Given task:
Copy each line that holds "xlabel".

── Extracted data

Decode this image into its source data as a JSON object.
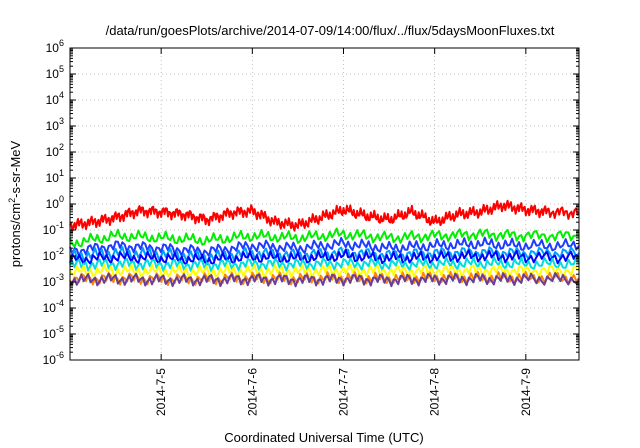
{
  "chart_data": {
    "type": "line",
    "title": "/data/run/goesPlots/archive/2014-07-09/14:00/flux/../flux/5daysMoonFluxes.txt",
    "xlabel": "Coordinated Universal Time (UTC)",
    "ylabel_prefix": "protons/cm",
    "ylabel_sup": "2",
    "ylabel_suffix": "-s-sr-MeV",
    "yscale": "log",
    "ylim": [
      1e-06,
      1000000.0
    ],
    "xlim": [
      "2014-07-04T00:00",
      "2014-07-09T14:00"
    ],
    "grid": true,
    "y_ticks": [
      {
        "value": 1e-06,
        "base": "10",
        "exp": "-6"
      },
      {
        "value": 1e-05,
        "base": "10",
        "exp": "-5"
      },
      {
        "value": 0.0001,
        "base": "10",
        "exp": "-4"
      },
      {
        "value": 0.001,
        "base": "10",
        "exp": "-3"
      },
      {
        "value": 0.01,
        "base": "10",
        "exp": "-2"
      },
      {
        "value": 0.1,
        "base": "10",
        "exp": "-1"
      },
      {
        "value": 1.0,
        "base": "10",
        "exp": "0"
      },
      {
        "value": 10.0,
        "base": "10",
        "exp": "1"
      },
      {
        "value": 100.0,
        "base": "10",
        "exp": "2"
      },
      {
        "value": 1000.0,
        "base": "10",
        "exp": "3"
      },
      {
        "value": 10000.0,
        "base": "10",
        "exp": "4"
      },
      {
        "value": 100000.0,
        "base": "10",
        "exp": "5"
      },
      {
        "value": 1000000.0,
        "base": "10",
        "exp": "6"
      }
    ],
    "x_ticks": [
      {
        "value": "2014-07-05T00:00",
        "label": "2014-7-5"
      },
      {
        "value": "2014-07-06T00:00",
        "label": "2014-7-6"
      },
      {
        "value": "2014-07-07T00:00",
        "label": "2014-7-7"
      },
      {
        "value": "2014-07-08T00:00",
        "label": "2014-7-8"
      },
      {
        "value": "2014-07-09T00:00",
        "label": "2014-7-9"
      }
    ],
    "series": [
      {
        "color": "#ff0000",
        "values": [
          [
            "2014-07-04T00:00",
            0.15
          ],
          [
            "2014-07-04T06:00",
            0.2
          ],
          [
            "2014-07-04T12:00",
            0.3
          ],
          [
            "2014-07-04T18:00",
            0.55
          ],
          [
            "2014-07-05T00:00",
            0.5
          ],
          [
            "2014-07-05T06:00",
            0.4
          ],
          [
            "2014-07-05T12:00",
            0.25
          ],
          [
            "2014-07-05T18:00",
            0.45
          ],
          [
            "2014-07-06T00:00",
            0.55
          ],
          [
            "2014-07-06T06:00",
            0.2
          ],
          [
            "2014-07-06T12:00",
            0.15
          ],
          [
            "2014-07-06T18:00",
            0.3
          ],
          [
            "2014-07-07T00:00",
            0.6
          ],
          [
            "2014-07-07T06:00",
            0.35
          ],
          [
            "2014-07-07T12:00",
            0.25
          ],
          [
            "2014-07-07T18:00",
            0.5
          ],
          [
            "2014-07-08T00:00",
            0.2
          ],
          [
            "2014-07-08T06:00",
            0.4
          ],
          [
            "2014-07-08T12:00",
            0.5
          ],
          [
            "2014-07-08T18:00",
            0.9
          ],
          [
            "2014-07-09T00:00",
            0.6
          ],
          [
            "2014-07-09T06:00",
            0.5
          ],
          [
            "2014-07-09T14:00",
            0.45
          ]
        ]
      },
      {
        "color": "#00ee00",
        "values": [
          [
            "2014-07-04T00:00",
            0.03
          ],
          [
            "2014-07-04T12:00",
            0.06
          ],
          [
            "2014-07-05T00:00",
            0.05
          ],
          [
            "2014-07-05T12:00",
            0.04
          ],
          [
            "2014-07-06T00:00",
            0.06
          ],
          [
            "2014-07-06T12:00",
            0.05
          ],
          [
            "2014-07-07T00:00",
            0.07
          ],
          [
            "2014-07-07T12:00",
            0.05
          ],
          [
            "2014-07-08T00:00",
            0.06
          ],
          [
            "2014-07-08T12:00",
            0.07
          ],
          [
            "2014-07-09T00:00",
            0.06
          ],
          [
            "2014-07-09T14:00",
            0.06
          ]
        ]
      },
      {
        "color": "#1e3cff",
        "values": [
          [
            "2014-07-04T00:00",
            0.015
          ],
          [
            "2014-07-04T12:00",
            0.025
          ],
          [
            "2014-07-05T00:00",
            0.02
          ],
          [
            "2014-07-05T12:00",
            0.015
          ],
          [
            "2014-07-06T00:00",
            0.025
          ],
          [
            "2014-07-06T12:00",
            0.02
          ],
          [
            "2014-07-07T00:00",
            0.03
          ],
          [
            "2014-07-07T12:00",
            0.02
          ],
          [
            "2014-07-08T00:00",
            0.025
          ],
          [
            "2014-07-08T12:00",
            0.03
          ],
          [
            "2014-07-09T00:00",
            0.025
          ],
          [
            "2014-07-09T14:00",
            0.025
          ]
        ]
      },
      {
        "color": "#00a0ff",
        "values": [
          [
            "2014-07-04T00:00",
            0.01
          ],
          [
            "2014-07-04T12:00",
            0.013
          ],
          [
            "2014-07-05T00:00",
            0.012
          ],
          [
            "2014-07-05T12:00",
            0.009
          ],
          [
            "2014-07-06T00:00",
            0.013
          ],
          [
            "2014-07-06T12:00",
            0.011
          ],
          [
            "2014-07-07T00:00",
            0.014
          ],
          [
            "2014-07-07T12:00",
            0.011
          ],
          [
            "2014-07-08T00:00",
            0.013
          ],
          [
            "2014-07-08T12:00",
            0.014
          ],
          [
            "2014-07-09T00:00",
            0.013
          ],
          [
            "2014-07-09T14:00",
            0.013
          ]
        ]
      },
      {
        "color": "#0000ff",
        "values": [
          [
            "2014-07-04T00:00",
            0.007
          ],
          [
            "2014-07-04T12:00",
            0.009
          ],
          [
            "2014-07-05T00:00",
            0.008
          ],
          [
            "2014-07-05T12:00",
            0.007
          ],
          [
            "2014-07-06T00:00",
            0.009
          ],
          [
            "2014-07-06T12:00",
            0.008
          ],
          [
            "2014-07-07T00:00",
            0.01
          ],
          [
            "2014-07-07T12:00",
            0.008
          ],
          [
            "2014-07-08T00:00",
            0.009
          ],
          [
            "2014-07-08T12:00",
            0.01
          ],
          [
            "2014-07-09T00:00",
            0.009
          ],
          [
            "2014-07-09T14:00",
            0.009
          ]
        ]
      },
      {
        "color": "#00dddd",
        "values": [
          [
            "2014-07-04T00:00",
            0.0045
          ],
          [
            "2014-07-04T12:00",
            0.005
          ],
          [
            "2014-07-05T00:00",
            0.0048
          ],
          [
            "2014-07-05T12:00",
            0.0045
          ],
          [
            "2014-07-06T00:00",
            0.005
          ],
          [
            "2014-07-06T12:00",
            0.0048
          ],
          [
            "2014-07-07T00:00",
            0.0052
          ],
          [
            "2014-07-07T12:00",
            0.0048
          ],
          [
            "2014-07-08T00:00",
            0.005
          ],
          [
            "2014-07-08T12:00",
            0.0052
          ],
          [
            "2014-07-09T00:00",
            0.005
          ],
          [
            "2014-07-09T14:00",
            0.005
          ]
        ]
      },
      {
        "color": "#ffff00",
        "values": [
          [
            "2014-07-04T00:00",
            0.0025
          ],
          [
            "2014-07-04T12:00",
            0.0027
          ],
          [
            "2014-07-05T00:00",
            0.0026
          ],
          [
            "2014-07-05T12:00",
            0.0025
          ],
          [
            "2014-07-06T00:00",
            0.0027
          ],
          [
            "2014-07-06T12:00",
            0.0026
          ],
          [
            "2014-07-07T00:00",
            0.0028
          ],
          [
            "2014-07-07T12:00",
            0.0026
          ],
          [
            "2014-07-08T00:00",
            0.0027
          ],
          [
            "2014-07-08T12:00",
            0.0028
          ],
          [
            "2014-07-09T00:00",
            0.0027
          ],
          [
            "2014-07-09T14:00",
            0.0027
          ]
        ]
      },
      {
        "color": "#ff8800",
        "values": [
          [
            "2014-07-04T00:00",
            0.0013
          ],
          [
            "2014-07-04T12:00",
            0.0014
          ],
          [
            "2014-07-05T00:00",
            0.0013
          ],
          [
            "2014-07-05T12:00",
            0.0013
          ],
          [
            "2014-07-06T00:00",
            0.0014
          ],
          [
            "2014-07-06T12:00",
            0.0013
          ],
          [
            "2014-07-07T00:00",
            0.0014
          ],
          [
            "2014-07-07T12:00",
            0.0013
          ],
          [
            "2014-07-08T00:00",
            0.0014
          ],
          [
            "2014-07-08T12:00",
            0.0014
          ],
          [
            "2014-07-09T00:00",
            0.0014
          ],
          [
            "2014-07-09T14:00",
            0.0014
          ]
        ]
      },
      {
        "color": "#6a3d9a",
        "values": [
          [
            "2014-07-04T00:00",
            0.0012
          ],
          [
            "2014-07-04T12:00",
            0.0013
          ],
          [
            "2014-07-05T00:00",
            0.0012
          ],
          [
            "2014-07-05T12:00",
            0.0012
          ],
          [
            "2014-07-06T00:00",
            0.0013
          ],
          [
            "2014-07-06T12:00",
            0.0012
          ],
          [
            "2014-07-07T00:00",
            0.0013
          ],
          [
            "2014-07-07T12:00",
            0.0012
          ],
          [
            "2014-07-08T00:00",
            0.0013
          ],
          [
            "2014-07-08T12:00",
            0.0013
          ],
          [
            "2014-07-09T00:00",
            0.0013
          ],
          [
            "2014-07-09T14:00",
            0.0013
          ]
        ]
      }
    ]
  }
}
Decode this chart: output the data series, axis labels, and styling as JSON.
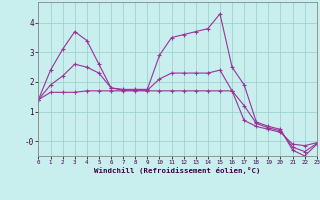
{
  "xlabel": "Windchill (Refroidissement éolien,°C)",
  "background_color": "#c8eeee",
  "grid_color": "#99cccc",
  "line_color": "#993399",
  "x_ticks": [
    0,
    1,
    2,
    3,
    4,
    5,
    6,
    7,
    8,
    9,
    10,
    11,
    12,
    13,
    14,
    15,
    16,
    17,
    18,
    19,
    20,
    21,
    22,
    23
  ],
  "y_ticks": [
    4,
    3,
    2,
    1,
    0
  ],
  "y_tick_labels": [
    "4",
    "3",
    "2",
    "1",
    "-0"
  ],
  "ylim": [
    -0.5,
    4.7
  ],
  "xlim": [
    0,
    23
  ],
  "series1_y": [
    1.4,
    1.65,
    1.65,
    1.65,
    1.7,
    1.7,
    1.7,
    1.7,
    1.7,
    1.7,
    1.7,
    1.7,
    1.7,
    1.7,
    1.7,
    1.7,
    1.7,
    0.7,
    0.5,
    0.4,
    0.3,
    -0.1,
    -0.15,
    -0.05
  ],
  "series2_y": [
    1.4,
    2.4,
    3.1,
    3.7,
    3.4,
    2.6,
    1.8,
    1.75,
    1.75,
    1.75,
    2.9,
    3.5,
    3.6,
    3.7,
    3.8,
    4.3,
    2.5,
    1.9,
    0.65,
    0.5,
    0.4,
    -0.3,
    -0.5,
    -0.1
  ],
  "series3_y": [
    1.4,
    1.9,
    2.2,
    2.6,
    2.5,
    2.3,
    1.8,
    1.72,
    1.72,
    1.72,
    2.1,
    2.3,
    2.3,
    2.3,
    2.3,
    2.4,
    1.7,
    1.2,
    0.6,
    0.45,
    0.35,
    -0.2,
    -0.35,
    -0.08
  ]
}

────

The result:
    "xlabel": "Coordinated Universal Time (UTC)",
  "xlabel": "Windchill (Refroidissement éolien,°C)",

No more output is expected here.